=== STATED EXERCISE ===
All of the material below is to be repeated exactly.

Stored data

= = = = = = =

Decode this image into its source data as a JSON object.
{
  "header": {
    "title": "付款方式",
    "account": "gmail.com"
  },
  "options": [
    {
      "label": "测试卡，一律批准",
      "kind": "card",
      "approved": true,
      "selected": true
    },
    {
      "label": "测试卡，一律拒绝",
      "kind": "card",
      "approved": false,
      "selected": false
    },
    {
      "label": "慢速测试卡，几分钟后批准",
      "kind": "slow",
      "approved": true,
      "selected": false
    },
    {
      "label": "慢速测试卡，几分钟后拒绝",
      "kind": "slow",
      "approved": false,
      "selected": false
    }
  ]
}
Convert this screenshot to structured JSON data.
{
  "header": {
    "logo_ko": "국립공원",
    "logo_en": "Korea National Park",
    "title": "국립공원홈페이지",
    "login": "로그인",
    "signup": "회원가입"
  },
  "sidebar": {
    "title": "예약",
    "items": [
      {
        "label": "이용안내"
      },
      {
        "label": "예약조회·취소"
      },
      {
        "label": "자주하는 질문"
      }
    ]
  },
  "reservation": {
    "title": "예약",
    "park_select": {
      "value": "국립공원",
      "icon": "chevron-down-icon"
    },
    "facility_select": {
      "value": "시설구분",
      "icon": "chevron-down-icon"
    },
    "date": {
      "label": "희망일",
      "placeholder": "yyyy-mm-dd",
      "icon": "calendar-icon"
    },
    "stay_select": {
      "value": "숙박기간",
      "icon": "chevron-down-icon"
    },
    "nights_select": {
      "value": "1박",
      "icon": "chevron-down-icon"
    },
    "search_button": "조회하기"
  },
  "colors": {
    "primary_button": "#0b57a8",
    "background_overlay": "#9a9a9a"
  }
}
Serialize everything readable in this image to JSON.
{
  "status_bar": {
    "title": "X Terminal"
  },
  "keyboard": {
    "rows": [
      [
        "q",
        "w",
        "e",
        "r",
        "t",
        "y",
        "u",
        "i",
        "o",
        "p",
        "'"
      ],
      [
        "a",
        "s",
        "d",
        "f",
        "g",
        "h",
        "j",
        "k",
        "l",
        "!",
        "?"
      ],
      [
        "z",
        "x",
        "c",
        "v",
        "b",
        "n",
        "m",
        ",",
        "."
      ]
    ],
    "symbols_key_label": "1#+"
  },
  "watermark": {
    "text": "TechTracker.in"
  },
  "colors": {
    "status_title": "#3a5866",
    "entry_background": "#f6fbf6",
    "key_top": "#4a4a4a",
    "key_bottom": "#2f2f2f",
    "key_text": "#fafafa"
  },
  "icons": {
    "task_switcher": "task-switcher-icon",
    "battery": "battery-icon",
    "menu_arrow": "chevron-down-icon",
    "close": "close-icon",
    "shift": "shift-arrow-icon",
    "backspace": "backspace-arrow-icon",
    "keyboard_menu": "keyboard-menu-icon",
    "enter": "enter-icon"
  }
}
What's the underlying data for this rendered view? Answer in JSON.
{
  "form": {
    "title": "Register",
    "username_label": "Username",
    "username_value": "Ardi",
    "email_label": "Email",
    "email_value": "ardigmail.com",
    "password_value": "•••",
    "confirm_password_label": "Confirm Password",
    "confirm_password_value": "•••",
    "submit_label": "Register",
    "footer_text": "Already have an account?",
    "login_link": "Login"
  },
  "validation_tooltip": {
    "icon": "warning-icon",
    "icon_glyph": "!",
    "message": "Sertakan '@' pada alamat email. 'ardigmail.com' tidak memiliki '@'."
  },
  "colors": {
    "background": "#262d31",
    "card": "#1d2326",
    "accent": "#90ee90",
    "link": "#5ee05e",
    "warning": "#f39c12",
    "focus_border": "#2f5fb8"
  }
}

= = = = = = =

=== RESPONSE FOR THIS EXERCISE ===
Decode this image into its source data as a JSON object.
{
  "header": {
    "title": "付款方式",
    "account": "gmail.com"
  },
  "options": [
    {
      "label": "测试卡，一律批准",
      "kind": "card",
      "approved": true,
      "selected": true
    },
    {
      "label": "测试卡，一律拒绝",
      "kind": "card",
      "approved": false,
      "selected": false
    },
    {
      "label": "慢速测试卡，几分钟后批准",
      "kind": "slow",
      "approved": true,
      "selected": false
    },
    {
      "label": "慢速测试卡，几分钟后拒绝",
      "kind": "slow",
      "approved": false,
      "selected": false
    }
  ]
}
Convert this screenshot to structured JSON data.
{
  "header": {
    "logo_ko": "국립공원",
    "logo_en": "Korea National Park",
    "title": "국립공원홈페이지",
    "login": "로그인",
    "signup": "회원가입"
  },
  "sidebar": {
    "title": "예약",
    "items": [
      {
        "label": "이용안내"
      },
      {
        "label": "예약조회·취소"
      },
      {
        "label": "자주하는 질문"
      }
    ]
  },
  "reservation": {
    "title": "예약",
    "park_select": {
      "value": "국립공원",
      "icon": "chevron-down-icon"
    },
    "facility_select": {
      "value": "시설구분",
      "icon": "chevron-down-icon"
    },
    "date": {
      "label": "희망일",
      "placeholder": "yyyy-mm-dd",
      "icon": "calendar-icon"
    },
    "stay_select": {
      "value": "숙박기간",
      "icon": "chevron-down-icon"
    },
    "nights_select": {
      "value": "1박",
      "icon": "chevron-down-icon"
    },
    "search_button": "조회하기"
  },
  "colors": {
    "primary_button": "#0b57a8",
    "background_overlay": "#9a9a9a"
  }
}
Serialize everything readable in this image to JSON.
{
  "status_bar": {
    "title": "X Terminal"
  },
  "keyboard": {
    "rows": [
      [
        "q",
        "w",
        "e",
        "r",
        "t",
        "y",
        "u",
        "i",
        "o",
        "p",
        "'"
      ],
      [
        "a",
        "s",
        "d",
        "f",
        "g",
        "h",
        "j",
        "k",
        "l",
        "!",
        "?"
      ],
      [
        "z",
        "x",
        "c",
        "v",
        "b",
        "n",
        "m",
        ",",
        "."
      ]
    ],
    "symbols_key_label": "1#+"
  },
  "watermark": {
    "text": "TechTracker.in"
  },
  "colors": {
    "status_title": "#3a5866",
    "entry_background": "#f6fbf6",
    "key_top": "#4a4a4a",
    "key_bottom": "#2f2f2f",
    "key_text": "#fafafa"
  },
  "icons": {
    "task_switcher": "task-switcher-icon",
    "battery": "battery-icon",
    "menu_arrow": "chevron-down-icon",
    "close": "close-icon",
    "shift": "shift-arrow-icon",
    "backspace": "backspace-arrow-icon",
    "keyboard_menu": "keyboard-menu-icon",
    "enter": "enter-icon"
  }
}
What's the underlying data for this rendered view? Answer in JSON.
{
  "form": {
    "title": "Register",
    "username_label": "Username",
    "username_value": "Ardi",
    "email_label": "Email",
    "email_value": "ardigmail.com",
    "password_value": "•••",
    "confirm_password_label": "Confirm Password",
    "confirm_password_value": "•••",
    "submit_label": "Register",
    "footer_text": "Already have an account?",
    "login_link": "Login"
  },
  "validation_tooltip": {
    "icon": "warning-icon",
    "icon_glyph": "!",
    "message": "Sertakan '@' pada alamat email. 'ardigmail.com' tidak memiliki '@'."
  },
  "colors": {
    "background": "#262d31",
    "card": "#1d2326",
    "accent": "#90ee90",
    "link": "#5ee05e",
    "warning": "#f39c12",
    "focus_border": "#2f5fb8"
  }
}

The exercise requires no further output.